From the records, pick out and copy each line containing "不透明度".

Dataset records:
= = = = =

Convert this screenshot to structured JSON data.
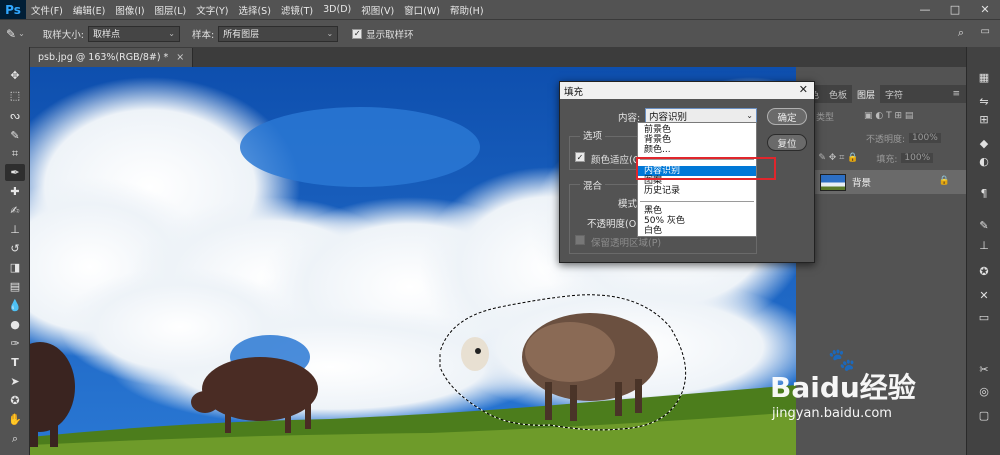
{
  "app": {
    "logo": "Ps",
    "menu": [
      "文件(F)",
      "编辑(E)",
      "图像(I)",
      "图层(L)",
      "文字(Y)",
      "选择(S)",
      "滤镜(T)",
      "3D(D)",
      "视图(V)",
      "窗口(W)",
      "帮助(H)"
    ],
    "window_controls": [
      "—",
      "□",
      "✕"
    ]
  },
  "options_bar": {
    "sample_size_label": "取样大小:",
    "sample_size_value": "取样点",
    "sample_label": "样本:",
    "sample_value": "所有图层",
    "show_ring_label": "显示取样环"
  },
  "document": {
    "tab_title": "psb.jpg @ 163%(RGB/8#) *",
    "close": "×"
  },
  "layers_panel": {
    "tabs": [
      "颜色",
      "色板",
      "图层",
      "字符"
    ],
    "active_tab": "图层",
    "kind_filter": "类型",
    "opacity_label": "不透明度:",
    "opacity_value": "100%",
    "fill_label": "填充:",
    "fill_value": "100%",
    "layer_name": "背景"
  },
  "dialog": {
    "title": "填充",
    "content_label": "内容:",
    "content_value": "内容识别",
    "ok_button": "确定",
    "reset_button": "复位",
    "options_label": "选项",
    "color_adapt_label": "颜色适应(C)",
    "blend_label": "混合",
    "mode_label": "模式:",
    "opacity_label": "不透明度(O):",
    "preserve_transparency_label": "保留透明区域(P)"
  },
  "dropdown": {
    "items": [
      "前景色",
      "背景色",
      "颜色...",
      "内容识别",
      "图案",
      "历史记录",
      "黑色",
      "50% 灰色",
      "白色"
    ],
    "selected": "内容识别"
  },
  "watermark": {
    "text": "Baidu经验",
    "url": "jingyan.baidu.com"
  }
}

= = = = =

**EXERCISE RESPONSE**
    "opacity_label": "不透明度:",
    "opacity_label": "不透明度(O):",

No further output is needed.